Work to be completed: Copy every line of the items below verbatim, but leave the pictures out of your copy.

== Given entries

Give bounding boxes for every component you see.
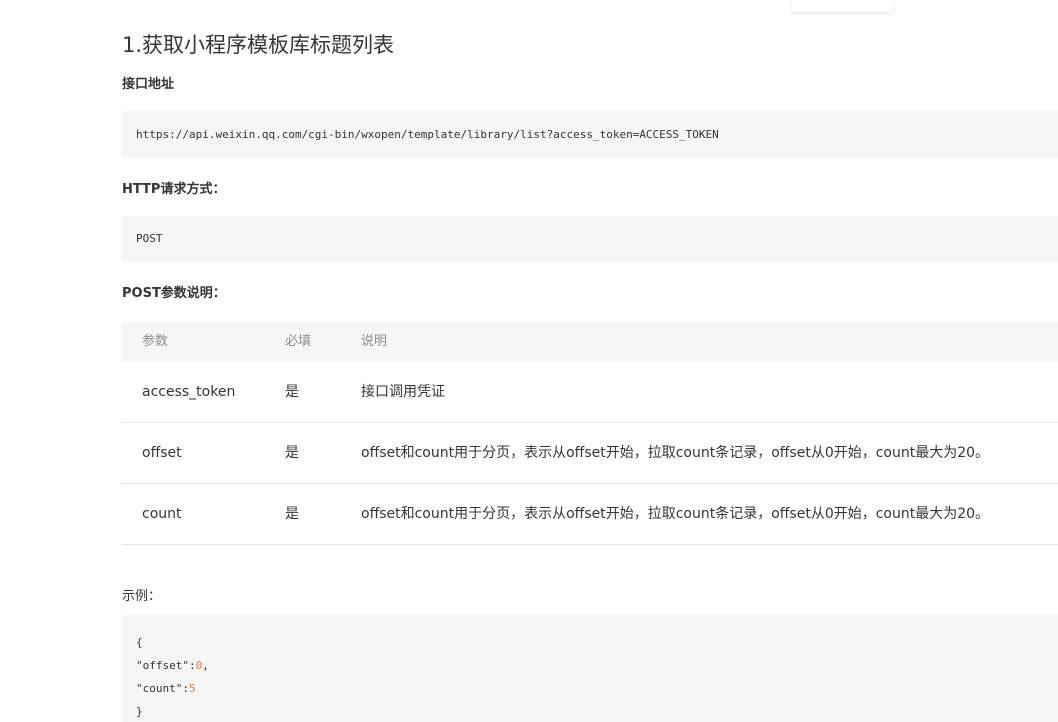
header-param: 参数 — [142, 334, 169, 349]
endpoint-url[interactable]: https://api.weixin.qq.com/cgi-bin/wxopen… — [136, 128, 719, 141]
params-table: 参数 必填 说明 access_token 是 接口调用凭证 offset 是 … — [122, 322, 1058, 545]
code-key: "offset": — [136, 659, 196, 672]
code-number: 5 — [188, 682, 196, 695]
param-name: offset — [142, 445, 182, 461]
method-heading: HTTP请求方式： — [122, 182, 226, 197]
param-required: 是 — [285, 506, 299, 522]
code-line: { — [136, 631, 1058, 654]
param-description: offset和count用于分页，表示从offset开始，拉取count条记录，… — [361, 506, 990, 522]
code-key: "count": — [136, 682, 189, 695]
code-line: } — [136, 700, 1058, 722]
params-heading: POST参数说明： — [122, 286, 226, 301]
param-name: access_token — [142, 384, 236, 400]
endpoint-heading: 接口地址 — [122, 77, 175, 92]
param-description: 接口调用凭证 — [361, 384, 445, 400]
method-code-block: POST — [122, 216, 1058, 262]
header-required: 必填 — [285, 334, 312, 349]
param-description: offset和count用于分页，表示从offset开始，拉取count条记录，… — [361, 445, 990, 461]
floating-panel — [792, 0, 893, 12]
method-value: POST — [136, 232, 163, 245]
table-row: offset 是 offset和count用于分页，表示从offset开始，拉取… — [122, 423, 1058, 484]
page: 1.获取小程序模板库标题列表 接口地址 https://api.weixin.q… — [0, 0, 1058, 722]
section-title: 1.获取小程序模板库标题列表 — [122, 33, 395, 57]
example-label: 示例： — [122, 589, 162, 604]
param-required: 是 — [285, 384, 299, 400]
code-brace-open: { — [136, 636, 143, 649]
code-line: "offset":0, — [136, 654, 1058, 677]
code-brace-close: } — [136, 705, 143, 718]
header-description: 说明 — [361, 334, 388, 349]
param-name: count — [142, 506, 182, 522]
param-required: 是 — [285, 445, 299, 461]
table-row: access_token 是 接口调用凭证 — [122, 362, 1058, 423]
example-code-block: { "offset":0, "count":5 } — [122, 615, 1058, 722]
table-header: 参数 必填 说明 — [122, 322, 1058, 362]
endpoint-code-block: https://api.weixin.qq.com/cgi-bin/wxopen… — [122, 111, 1058, 158]
code-line: "count":5 — [136, 677, 1058, 700]
table-row: count 是 offset和count用于分页，表示从offset开始，拉取c… — [122, 484, 1058, 545]
code-comma: , — [202, 659, 209, 672]
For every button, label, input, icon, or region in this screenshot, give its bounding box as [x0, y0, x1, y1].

====

Solution:
Give bounding boxes for every component you see.
header-param: 参数 — [142, 334, 169, 349]
endpoint-url[interactable]: https://api.weixin.qq.com/cgi-bin/wxopen… — [136, 128, 719, 141]
params-table: 参数 必填 说明 access_token 是 接口调用凭证 offset 是 … — [122, 322, 1058, 545]
code-key: "offset": — [136, 659, 196, 672]
code-number: 5 — [188, 682, 196, 695]
param-name: offset — [142, 445, 182, 461]
method-heading: HTTP请求方式： — [122, 182, 226, 197]
param-required: 是 — [285, 506, 299, 522]
code-line: { — [136, 631, 1058, 654]
param-description: offset和count用于分页，表示从offset开始，拉取count条记录，… — [361, 506, 990, 522]
code-key: "count": — [136, 682, 189, 695]
code-line: } — [136, 700, 1058, 722]
params-heading: POST参数说明： — [122, 286, 226, 301]
param-name: access_token — [142, 384, 236, 400]
endpoint-heading: 接口地址 — [122, 77, 175, 92]
param-description: 接口调用凭证 — [361, 384, 445, 400]
method-code-block: POST — [122, 216, 1058, 262]
header-required: 必填 — [285, 334, 312, 349]
param-description: offset和count用于分页，表示从offset开始，拉取count条记录，… — [361, 445, 990, 461]
floating-panel — [792, 0, 893, 12]
method-value: POST — [136, 232, 163, 245]
table-row: offset 是 offset和count用于分页，表示从offset开始，拉取… — [122, 423, 1058, 484]
page: 1.获取小程序模板库标题列表 接口地址 https://api.weixin.q… — [0, 0, 1058, 722]
section-title: 1.获取小程序模板库标题列表 — [122, 33, 395, 57]
example-label: 示例： — [122, 589, 162, 604]
param-required: 是 — [285, 384, 299, 400]
code-brace-open: { — [136, 636, 143, 649]
code-line: "offset":0, — [136, 654, 1058, 677]
code-brace-close: } — [136, 705, 143, 718]
header-description: 说明 — [361, 334, 388, 349]
param-name: count — [142, 506, 182, 522]
param-required: 是 — [285, 445, 299, 461]
table-row: access_token 是 接口调用凭证 — [122, 362, 1058, 423]
example-code-block: { "offset":0, "count":5 } — [122, 615, 1058, 722]
table-header: 参数 必填 说明 — [122, 322, 1058, 362]
endpoint-code-block: https://api.weixin.qq.com/cgi-bin/wxopen… — [122, 111, 1058, 158]
code-line: "count":5 — [136, 677, 1058, 700]
table-row: count 是 offset和count用于分页，表示从offset开始，拉取c… — [122, 484, 1058, 545]
code-comma: , — [202, 659, 209, 672]
For every button, label, input, icon, or region in this screenshot, give its bounding box as [x0, y0, x1, y1].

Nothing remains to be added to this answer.